### [DATA FOR THIS EXERCISE]
┄┄┄┄┄┄

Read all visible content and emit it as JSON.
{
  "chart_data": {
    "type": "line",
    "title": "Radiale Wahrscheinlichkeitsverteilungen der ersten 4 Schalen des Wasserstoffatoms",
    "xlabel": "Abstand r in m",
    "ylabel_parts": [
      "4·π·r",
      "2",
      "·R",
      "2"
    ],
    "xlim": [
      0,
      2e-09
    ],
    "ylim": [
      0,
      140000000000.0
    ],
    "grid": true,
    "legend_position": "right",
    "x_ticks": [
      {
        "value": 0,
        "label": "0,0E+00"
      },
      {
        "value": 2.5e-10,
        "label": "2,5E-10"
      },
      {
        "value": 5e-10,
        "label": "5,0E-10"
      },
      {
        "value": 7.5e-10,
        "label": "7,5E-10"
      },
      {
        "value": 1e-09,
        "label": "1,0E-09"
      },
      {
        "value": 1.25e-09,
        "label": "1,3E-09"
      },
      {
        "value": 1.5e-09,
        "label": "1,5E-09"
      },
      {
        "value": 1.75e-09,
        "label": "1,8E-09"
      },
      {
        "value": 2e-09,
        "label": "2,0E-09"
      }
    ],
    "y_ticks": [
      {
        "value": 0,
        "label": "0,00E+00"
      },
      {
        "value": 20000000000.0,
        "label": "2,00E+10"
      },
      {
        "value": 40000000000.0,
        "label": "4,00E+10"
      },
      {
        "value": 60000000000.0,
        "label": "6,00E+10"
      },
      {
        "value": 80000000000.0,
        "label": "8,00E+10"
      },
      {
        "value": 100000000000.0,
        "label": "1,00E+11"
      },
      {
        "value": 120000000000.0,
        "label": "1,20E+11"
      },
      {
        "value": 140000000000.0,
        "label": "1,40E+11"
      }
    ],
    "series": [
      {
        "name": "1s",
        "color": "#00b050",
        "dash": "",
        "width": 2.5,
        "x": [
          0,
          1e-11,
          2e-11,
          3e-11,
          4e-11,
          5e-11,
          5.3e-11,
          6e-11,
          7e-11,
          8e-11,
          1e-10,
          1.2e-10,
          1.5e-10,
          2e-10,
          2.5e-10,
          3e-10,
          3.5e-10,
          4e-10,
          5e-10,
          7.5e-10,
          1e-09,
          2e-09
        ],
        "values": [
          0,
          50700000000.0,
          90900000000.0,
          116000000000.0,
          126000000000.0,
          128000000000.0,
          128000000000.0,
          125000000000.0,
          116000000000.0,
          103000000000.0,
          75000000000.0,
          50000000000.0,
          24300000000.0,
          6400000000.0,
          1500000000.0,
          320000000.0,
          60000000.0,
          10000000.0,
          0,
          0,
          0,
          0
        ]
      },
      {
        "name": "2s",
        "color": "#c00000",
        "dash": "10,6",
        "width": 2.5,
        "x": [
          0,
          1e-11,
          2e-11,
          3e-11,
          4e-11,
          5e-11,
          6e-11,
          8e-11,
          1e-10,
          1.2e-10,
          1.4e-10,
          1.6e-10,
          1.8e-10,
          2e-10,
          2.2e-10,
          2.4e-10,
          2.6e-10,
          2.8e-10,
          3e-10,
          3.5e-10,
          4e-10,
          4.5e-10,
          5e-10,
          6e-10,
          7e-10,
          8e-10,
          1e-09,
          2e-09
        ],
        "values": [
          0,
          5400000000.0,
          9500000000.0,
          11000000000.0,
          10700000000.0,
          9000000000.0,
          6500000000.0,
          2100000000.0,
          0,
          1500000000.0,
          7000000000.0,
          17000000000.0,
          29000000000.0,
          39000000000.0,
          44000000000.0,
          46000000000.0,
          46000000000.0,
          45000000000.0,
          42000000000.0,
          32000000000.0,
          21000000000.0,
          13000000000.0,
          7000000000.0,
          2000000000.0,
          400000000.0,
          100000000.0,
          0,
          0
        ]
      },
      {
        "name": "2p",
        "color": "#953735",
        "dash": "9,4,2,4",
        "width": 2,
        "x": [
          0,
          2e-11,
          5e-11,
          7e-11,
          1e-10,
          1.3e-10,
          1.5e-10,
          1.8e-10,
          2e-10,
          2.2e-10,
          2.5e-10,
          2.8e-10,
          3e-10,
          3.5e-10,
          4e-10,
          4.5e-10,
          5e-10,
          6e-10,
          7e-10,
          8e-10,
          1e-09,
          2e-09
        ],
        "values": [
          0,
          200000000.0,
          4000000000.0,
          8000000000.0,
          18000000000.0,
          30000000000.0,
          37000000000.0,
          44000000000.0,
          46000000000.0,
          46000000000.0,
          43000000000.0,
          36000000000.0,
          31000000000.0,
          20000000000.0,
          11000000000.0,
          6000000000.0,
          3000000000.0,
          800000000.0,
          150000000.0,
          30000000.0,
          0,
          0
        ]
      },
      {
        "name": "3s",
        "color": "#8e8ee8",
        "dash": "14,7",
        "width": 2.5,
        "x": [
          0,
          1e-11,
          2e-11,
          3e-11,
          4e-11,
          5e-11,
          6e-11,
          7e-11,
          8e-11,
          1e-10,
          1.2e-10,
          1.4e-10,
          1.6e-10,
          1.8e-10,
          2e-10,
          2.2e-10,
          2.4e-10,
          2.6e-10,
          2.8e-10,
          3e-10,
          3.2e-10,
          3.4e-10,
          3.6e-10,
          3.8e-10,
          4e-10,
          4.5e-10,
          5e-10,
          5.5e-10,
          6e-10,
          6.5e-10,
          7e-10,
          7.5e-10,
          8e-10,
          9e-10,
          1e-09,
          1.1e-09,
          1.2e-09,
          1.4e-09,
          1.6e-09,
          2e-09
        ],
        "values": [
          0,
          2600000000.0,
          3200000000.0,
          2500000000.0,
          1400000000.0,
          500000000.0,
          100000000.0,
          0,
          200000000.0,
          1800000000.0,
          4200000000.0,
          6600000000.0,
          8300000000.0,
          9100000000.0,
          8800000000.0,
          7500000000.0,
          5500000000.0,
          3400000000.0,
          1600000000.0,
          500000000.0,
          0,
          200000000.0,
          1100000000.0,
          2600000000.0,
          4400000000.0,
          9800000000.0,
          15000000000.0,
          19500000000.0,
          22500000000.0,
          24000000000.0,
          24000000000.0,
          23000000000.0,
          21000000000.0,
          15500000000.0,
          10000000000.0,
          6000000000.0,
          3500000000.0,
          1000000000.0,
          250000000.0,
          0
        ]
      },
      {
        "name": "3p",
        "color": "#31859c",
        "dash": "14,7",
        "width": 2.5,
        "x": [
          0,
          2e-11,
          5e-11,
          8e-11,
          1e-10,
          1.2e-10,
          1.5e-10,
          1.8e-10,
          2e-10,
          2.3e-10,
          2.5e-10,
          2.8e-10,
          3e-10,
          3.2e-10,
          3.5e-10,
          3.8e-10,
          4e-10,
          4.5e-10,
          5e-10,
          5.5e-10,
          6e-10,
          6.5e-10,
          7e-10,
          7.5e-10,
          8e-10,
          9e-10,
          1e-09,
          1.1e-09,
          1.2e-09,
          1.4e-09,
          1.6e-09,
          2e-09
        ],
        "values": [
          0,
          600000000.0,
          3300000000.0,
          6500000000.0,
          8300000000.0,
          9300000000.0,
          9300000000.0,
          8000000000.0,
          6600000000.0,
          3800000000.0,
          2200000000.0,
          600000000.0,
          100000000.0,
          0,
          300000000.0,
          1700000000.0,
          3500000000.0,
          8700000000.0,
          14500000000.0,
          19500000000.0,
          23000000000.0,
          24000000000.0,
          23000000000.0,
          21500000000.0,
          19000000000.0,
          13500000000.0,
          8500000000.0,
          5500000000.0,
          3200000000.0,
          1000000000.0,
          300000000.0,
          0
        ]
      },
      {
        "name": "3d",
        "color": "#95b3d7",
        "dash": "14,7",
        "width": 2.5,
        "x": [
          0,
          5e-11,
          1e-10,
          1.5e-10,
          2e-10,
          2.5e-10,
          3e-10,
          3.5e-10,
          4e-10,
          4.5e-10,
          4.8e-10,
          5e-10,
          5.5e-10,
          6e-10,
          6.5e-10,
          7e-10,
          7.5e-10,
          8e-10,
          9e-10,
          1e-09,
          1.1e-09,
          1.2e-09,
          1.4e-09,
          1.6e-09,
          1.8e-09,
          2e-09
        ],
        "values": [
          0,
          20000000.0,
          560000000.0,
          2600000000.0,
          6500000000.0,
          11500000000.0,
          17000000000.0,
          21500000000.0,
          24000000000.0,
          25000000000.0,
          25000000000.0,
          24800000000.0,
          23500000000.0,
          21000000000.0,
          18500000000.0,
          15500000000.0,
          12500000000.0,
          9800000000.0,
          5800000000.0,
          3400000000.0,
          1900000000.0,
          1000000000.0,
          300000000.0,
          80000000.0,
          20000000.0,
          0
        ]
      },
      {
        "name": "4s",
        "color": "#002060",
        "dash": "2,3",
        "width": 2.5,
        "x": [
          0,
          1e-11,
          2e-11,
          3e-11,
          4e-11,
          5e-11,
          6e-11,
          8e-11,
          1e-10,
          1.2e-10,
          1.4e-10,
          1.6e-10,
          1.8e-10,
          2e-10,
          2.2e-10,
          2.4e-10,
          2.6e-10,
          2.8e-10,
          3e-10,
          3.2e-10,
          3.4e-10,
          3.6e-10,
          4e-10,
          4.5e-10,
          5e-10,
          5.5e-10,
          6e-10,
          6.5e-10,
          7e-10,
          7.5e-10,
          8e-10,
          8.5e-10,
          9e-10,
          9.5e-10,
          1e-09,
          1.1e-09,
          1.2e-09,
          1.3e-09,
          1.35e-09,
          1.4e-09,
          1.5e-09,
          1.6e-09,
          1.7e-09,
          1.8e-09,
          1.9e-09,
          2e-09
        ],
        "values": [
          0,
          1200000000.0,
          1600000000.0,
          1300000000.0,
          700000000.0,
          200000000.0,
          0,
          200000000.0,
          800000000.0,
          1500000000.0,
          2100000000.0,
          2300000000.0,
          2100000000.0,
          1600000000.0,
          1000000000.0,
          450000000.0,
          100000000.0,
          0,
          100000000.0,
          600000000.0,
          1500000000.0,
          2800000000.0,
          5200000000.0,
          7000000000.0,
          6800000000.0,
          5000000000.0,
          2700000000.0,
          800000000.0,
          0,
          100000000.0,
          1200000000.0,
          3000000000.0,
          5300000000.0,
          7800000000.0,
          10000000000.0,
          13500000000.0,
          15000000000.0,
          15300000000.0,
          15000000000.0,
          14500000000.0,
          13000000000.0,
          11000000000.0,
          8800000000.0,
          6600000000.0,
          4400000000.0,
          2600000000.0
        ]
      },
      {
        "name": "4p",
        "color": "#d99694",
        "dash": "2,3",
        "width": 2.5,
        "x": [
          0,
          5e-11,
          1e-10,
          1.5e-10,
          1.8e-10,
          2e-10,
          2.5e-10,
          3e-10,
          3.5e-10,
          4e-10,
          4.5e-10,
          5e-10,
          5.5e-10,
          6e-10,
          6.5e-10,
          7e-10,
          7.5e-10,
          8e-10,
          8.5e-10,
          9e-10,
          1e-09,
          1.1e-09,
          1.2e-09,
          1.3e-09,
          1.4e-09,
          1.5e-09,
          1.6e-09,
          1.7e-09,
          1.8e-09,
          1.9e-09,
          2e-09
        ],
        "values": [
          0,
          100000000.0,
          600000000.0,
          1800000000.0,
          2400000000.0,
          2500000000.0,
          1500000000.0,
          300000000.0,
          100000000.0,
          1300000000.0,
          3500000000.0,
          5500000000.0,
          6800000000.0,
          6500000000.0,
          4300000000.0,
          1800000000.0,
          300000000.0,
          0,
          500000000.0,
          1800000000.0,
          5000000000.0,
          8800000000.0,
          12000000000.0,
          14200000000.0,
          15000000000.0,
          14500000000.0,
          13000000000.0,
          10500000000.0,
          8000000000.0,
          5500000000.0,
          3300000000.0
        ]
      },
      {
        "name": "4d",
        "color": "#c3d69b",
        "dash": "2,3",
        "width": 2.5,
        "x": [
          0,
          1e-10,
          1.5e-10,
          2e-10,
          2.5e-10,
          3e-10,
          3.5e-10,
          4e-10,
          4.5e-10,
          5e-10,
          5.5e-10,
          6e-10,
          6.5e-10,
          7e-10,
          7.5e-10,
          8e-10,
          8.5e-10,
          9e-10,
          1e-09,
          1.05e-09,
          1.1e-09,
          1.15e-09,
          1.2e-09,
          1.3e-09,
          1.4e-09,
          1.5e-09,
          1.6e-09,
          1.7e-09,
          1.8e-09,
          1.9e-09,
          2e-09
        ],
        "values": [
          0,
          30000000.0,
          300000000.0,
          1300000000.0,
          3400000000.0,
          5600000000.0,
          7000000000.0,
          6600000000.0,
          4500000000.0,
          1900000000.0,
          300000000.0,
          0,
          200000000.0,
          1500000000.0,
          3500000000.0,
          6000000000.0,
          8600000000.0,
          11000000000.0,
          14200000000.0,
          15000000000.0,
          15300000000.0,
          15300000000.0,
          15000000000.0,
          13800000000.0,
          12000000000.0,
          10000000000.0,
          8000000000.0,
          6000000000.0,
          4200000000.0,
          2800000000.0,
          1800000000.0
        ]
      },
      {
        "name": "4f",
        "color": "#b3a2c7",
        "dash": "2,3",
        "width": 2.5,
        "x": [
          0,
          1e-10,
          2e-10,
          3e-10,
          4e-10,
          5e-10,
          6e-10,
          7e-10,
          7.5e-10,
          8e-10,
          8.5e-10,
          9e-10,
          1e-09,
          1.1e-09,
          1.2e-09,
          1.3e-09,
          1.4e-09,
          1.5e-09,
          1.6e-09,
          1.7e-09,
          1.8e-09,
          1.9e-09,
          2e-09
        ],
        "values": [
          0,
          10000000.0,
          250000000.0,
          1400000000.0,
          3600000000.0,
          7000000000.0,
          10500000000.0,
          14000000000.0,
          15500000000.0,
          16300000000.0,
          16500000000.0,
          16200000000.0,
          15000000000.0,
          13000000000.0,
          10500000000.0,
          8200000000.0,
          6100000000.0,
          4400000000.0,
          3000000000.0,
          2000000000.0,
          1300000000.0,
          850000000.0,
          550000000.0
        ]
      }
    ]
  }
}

┄┄┄┄┄┄

Scan the material above. Extract every line in which the word "name" occurs.

        "name": "1s",
        "name": "2s",
        "name": "2p",
        "name": "3s",
        "name": "3p",
        "name": "3d",
        "name": "4s",
        "name": "4p",
        "name": "4d",
        "name": "4f",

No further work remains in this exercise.